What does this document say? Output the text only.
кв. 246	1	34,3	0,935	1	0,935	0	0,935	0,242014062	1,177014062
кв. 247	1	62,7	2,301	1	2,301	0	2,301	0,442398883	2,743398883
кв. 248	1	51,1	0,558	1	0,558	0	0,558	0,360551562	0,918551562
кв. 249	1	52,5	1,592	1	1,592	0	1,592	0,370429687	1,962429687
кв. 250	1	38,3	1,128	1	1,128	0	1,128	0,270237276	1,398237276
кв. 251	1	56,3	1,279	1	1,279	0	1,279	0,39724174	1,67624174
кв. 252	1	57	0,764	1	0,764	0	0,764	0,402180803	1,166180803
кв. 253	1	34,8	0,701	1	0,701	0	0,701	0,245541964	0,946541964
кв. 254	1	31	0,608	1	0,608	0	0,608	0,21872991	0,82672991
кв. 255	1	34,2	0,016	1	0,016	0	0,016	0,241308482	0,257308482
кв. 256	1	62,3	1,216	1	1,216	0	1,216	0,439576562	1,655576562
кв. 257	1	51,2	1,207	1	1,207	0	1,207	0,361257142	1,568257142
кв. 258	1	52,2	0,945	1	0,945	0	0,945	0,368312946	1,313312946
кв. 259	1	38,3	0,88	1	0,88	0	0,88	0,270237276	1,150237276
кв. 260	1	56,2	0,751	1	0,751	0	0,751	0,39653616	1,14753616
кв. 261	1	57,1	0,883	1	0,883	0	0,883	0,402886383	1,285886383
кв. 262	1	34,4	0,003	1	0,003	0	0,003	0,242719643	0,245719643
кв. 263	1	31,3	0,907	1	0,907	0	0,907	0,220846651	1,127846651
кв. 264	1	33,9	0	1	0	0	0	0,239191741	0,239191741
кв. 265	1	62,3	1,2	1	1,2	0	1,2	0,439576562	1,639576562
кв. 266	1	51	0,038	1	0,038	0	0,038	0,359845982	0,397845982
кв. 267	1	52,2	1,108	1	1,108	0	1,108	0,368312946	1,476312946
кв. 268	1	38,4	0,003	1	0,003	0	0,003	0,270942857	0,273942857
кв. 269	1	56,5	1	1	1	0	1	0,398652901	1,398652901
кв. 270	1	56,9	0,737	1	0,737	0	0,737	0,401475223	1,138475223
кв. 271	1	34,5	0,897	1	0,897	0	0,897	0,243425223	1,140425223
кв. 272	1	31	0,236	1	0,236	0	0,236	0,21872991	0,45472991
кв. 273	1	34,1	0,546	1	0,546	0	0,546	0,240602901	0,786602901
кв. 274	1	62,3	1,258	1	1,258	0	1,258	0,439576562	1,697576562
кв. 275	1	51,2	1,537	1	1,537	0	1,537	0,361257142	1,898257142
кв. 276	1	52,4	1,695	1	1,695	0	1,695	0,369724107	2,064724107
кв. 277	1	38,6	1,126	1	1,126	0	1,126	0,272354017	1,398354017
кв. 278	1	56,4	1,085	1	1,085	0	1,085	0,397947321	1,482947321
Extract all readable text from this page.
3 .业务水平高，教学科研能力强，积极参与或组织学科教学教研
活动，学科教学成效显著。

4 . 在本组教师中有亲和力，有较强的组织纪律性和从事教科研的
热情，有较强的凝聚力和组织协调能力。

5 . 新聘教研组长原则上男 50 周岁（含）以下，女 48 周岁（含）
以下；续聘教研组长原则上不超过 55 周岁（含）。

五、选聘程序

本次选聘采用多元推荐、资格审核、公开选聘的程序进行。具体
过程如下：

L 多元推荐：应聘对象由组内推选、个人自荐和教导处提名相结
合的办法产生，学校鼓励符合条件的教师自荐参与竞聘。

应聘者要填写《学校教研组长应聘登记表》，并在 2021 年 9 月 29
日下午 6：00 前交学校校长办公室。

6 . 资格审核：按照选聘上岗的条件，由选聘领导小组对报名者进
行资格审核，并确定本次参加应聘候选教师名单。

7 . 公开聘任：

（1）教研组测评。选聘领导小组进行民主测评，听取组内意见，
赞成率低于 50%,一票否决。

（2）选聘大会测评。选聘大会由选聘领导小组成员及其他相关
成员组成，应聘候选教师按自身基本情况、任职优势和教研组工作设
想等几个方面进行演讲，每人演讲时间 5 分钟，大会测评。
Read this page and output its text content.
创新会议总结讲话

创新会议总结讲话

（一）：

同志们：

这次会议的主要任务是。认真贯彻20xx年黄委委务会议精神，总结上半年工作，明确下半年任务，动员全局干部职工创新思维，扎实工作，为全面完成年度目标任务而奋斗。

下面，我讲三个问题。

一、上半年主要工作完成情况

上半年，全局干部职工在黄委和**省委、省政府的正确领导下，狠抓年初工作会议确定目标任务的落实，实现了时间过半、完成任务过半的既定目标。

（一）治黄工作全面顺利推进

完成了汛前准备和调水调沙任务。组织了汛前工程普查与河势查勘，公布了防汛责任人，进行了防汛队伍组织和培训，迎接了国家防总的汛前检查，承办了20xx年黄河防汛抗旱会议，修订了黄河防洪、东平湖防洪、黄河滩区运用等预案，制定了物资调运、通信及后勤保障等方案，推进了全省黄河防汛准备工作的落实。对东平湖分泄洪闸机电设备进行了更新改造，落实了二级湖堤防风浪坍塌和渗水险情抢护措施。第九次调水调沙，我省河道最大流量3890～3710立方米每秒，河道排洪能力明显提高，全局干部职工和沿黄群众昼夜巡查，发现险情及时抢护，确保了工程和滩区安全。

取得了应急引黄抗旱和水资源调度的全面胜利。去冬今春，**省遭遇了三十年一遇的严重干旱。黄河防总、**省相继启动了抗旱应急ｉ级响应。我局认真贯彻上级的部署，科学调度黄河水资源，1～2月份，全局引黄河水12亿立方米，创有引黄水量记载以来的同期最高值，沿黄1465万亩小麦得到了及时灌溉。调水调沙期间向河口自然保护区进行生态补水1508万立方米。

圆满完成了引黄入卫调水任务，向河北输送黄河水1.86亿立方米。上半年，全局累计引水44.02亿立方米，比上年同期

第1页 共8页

= = = =

> **Your objective**
Identify lines with the string "page". Copy each one.

> **Response to this exercise**
Extract all readable text from this page.
Read this page and output its text content.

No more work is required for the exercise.